-- EXERCISE GOAL --
Find each line containing the string "sesión" and return it.

-- SUPPLIED INFORMATION --
◇ ◇ ◇
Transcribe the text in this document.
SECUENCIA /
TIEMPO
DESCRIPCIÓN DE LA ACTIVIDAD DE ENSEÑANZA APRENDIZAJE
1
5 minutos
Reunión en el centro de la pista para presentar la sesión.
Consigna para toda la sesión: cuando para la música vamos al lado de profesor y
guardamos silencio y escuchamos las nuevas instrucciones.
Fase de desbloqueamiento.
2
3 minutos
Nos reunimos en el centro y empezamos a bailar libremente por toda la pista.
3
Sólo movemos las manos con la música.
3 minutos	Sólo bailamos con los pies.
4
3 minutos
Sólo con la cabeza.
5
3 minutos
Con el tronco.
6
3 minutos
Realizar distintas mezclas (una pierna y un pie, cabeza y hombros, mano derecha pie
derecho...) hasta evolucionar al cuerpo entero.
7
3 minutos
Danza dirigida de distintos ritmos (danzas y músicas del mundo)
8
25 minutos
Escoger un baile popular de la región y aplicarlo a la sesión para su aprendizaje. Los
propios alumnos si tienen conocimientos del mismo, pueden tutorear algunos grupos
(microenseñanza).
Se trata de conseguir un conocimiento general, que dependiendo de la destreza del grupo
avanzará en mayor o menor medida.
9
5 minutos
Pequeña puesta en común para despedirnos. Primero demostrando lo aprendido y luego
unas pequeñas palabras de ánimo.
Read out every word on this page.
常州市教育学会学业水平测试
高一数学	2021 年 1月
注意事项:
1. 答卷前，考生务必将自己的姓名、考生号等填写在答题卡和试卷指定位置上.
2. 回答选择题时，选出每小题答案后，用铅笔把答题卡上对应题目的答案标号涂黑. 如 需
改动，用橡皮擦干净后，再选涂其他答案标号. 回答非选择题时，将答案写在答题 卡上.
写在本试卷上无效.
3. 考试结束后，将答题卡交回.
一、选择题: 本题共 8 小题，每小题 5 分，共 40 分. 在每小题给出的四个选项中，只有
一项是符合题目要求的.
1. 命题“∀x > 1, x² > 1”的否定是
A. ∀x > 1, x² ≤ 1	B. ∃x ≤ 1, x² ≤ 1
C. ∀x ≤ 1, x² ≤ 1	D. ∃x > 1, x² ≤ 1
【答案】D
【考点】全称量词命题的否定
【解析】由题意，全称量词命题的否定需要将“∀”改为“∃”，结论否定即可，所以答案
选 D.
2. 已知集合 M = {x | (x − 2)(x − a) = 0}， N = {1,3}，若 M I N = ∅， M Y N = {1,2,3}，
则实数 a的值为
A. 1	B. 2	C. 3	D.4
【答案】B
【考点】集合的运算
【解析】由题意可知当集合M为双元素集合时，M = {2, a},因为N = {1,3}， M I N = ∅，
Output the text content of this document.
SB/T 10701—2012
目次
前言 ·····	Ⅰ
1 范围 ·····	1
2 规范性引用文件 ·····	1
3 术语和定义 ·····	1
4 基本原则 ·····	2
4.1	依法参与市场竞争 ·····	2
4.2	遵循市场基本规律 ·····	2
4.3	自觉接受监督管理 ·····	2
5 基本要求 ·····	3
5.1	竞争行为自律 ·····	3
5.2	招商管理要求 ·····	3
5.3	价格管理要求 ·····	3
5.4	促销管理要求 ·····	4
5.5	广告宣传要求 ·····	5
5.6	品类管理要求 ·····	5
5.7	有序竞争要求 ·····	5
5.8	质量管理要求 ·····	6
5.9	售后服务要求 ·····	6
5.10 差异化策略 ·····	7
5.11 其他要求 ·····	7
◇ ◇ ◇
-- EXERCISE ANSWER --
Reunión en el centro de la pista para presentar la sesión.
Consigna para toda la sesión: cuando para la música vamos al lado de profesor y
Escoger un baile popular de la región y aplicarlo a la sesión para su aprendizaje. Los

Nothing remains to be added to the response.